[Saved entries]
--- --- ---
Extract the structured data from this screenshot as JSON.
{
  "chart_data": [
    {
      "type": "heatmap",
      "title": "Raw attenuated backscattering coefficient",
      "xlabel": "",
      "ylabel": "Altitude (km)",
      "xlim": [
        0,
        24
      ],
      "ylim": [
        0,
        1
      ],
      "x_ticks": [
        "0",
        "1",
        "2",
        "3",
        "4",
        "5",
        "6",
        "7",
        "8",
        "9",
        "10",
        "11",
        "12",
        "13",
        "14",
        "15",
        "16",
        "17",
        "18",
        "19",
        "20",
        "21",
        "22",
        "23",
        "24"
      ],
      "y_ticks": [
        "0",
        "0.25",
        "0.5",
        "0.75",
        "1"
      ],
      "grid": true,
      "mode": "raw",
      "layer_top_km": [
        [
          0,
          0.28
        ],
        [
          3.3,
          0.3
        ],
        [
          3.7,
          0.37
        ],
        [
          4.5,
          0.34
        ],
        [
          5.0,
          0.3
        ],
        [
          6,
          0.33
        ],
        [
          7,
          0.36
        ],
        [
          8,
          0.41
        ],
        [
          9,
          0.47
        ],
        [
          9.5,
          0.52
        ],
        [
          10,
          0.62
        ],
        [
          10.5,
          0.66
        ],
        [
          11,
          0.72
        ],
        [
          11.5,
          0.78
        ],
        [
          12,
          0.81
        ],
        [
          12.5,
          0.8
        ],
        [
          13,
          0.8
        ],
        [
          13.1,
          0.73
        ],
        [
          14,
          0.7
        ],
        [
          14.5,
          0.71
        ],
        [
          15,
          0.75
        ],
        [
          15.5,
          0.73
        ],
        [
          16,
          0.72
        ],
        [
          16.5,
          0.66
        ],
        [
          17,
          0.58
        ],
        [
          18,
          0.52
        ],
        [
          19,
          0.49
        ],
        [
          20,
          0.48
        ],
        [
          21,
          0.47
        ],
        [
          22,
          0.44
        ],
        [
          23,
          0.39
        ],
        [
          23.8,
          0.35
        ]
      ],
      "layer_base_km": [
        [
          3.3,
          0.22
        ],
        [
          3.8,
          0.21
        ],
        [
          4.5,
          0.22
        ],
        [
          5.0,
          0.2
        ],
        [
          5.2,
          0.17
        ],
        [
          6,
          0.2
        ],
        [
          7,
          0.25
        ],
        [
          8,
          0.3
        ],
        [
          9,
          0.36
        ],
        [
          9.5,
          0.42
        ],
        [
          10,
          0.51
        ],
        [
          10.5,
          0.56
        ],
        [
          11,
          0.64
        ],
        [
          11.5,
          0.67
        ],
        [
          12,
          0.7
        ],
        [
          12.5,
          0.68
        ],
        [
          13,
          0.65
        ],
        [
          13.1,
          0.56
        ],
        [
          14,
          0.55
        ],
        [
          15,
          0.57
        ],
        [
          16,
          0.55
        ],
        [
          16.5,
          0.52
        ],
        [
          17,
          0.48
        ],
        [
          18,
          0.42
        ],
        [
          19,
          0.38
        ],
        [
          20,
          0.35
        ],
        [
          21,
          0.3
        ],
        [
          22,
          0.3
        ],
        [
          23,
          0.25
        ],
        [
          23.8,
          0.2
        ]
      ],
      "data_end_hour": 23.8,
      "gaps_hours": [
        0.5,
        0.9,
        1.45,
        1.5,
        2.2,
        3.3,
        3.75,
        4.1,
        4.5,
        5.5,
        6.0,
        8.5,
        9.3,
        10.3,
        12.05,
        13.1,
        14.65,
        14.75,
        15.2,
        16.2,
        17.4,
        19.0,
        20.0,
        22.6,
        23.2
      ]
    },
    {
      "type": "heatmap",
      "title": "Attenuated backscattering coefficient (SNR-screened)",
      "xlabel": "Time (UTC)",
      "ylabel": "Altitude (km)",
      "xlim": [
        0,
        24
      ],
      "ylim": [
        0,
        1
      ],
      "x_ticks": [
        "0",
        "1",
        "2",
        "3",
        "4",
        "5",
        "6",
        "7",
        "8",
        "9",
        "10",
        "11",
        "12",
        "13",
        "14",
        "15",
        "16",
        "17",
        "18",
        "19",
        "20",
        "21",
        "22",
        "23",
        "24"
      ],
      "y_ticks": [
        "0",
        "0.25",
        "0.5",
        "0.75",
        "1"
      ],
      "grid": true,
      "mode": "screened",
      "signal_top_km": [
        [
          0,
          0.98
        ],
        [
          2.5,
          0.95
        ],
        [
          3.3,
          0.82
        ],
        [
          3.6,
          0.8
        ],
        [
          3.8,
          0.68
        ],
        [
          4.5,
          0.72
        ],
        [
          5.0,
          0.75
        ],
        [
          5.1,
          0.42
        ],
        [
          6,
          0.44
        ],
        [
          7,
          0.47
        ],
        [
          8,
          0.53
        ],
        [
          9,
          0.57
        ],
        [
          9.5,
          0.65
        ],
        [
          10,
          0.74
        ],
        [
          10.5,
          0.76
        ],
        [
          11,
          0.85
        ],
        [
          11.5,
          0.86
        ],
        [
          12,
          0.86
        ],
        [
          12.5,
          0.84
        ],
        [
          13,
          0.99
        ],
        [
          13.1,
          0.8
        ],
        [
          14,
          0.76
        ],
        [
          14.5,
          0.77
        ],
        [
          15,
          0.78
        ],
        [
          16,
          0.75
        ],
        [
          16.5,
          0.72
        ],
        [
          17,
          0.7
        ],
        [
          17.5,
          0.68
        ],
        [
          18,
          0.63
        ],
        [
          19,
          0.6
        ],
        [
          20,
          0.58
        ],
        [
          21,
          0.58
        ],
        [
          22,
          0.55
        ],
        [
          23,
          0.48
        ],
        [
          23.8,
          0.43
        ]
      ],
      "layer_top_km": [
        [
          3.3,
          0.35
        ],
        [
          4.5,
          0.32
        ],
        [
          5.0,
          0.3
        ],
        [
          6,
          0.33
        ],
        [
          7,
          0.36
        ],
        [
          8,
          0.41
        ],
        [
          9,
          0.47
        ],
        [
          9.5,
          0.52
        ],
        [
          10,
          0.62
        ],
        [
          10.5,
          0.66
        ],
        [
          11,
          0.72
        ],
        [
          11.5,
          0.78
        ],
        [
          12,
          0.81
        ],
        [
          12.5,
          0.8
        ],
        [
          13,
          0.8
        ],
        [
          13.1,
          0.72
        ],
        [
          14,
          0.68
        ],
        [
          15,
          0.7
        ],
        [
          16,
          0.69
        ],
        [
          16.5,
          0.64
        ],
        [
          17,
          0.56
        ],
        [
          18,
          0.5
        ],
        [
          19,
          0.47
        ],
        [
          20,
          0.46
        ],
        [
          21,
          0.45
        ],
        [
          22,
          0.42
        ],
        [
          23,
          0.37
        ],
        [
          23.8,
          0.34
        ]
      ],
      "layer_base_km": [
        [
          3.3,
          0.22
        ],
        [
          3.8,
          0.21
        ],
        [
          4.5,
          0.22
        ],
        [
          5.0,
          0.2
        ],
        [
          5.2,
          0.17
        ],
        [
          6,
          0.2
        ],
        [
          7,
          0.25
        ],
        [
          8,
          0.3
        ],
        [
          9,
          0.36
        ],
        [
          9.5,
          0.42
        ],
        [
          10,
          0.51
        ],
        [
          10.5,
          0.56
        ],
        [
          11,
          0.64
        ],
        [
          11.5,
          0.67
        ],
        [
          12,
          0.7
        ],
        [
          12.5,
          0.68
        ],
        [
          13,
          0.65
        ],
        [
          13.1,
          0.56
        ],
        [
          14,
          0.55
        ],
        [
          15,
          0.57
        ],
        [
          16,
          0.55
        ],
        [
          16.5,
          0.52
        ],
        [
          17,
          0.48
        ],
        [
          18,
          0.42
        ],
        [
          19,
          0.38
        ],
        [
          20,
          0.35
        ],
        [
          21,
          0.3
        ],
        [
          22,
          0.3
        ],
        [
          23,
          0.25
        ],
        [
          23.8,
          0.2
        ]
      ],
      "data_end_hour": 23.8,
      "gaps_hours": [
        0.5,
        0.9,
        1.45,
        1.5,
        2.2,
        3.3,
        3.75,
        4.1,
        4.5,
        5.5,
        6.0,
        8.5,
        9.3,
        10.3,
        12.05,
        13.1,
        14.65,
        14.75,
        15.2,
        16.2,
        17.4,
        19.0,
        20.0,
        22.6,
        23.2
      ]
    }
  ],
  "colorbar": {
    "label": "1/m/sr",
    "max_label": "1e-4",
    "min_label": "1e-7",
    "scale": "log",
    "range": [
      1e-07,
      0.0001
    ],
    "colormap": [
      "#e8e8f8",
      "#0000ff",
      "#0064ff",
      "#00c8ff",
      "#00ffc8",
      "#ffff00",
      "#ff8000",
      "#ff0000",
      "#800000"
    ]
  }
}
--- --- ---
AIM :: Copy out each line of the entries that holds "coefficient".

SOLUTION FOR THIS PROBLEM ::
      "title": "Raw attenuated backscattering coefficient",
      "title": "Attenuated backscattering coefficient (SNR-screened)",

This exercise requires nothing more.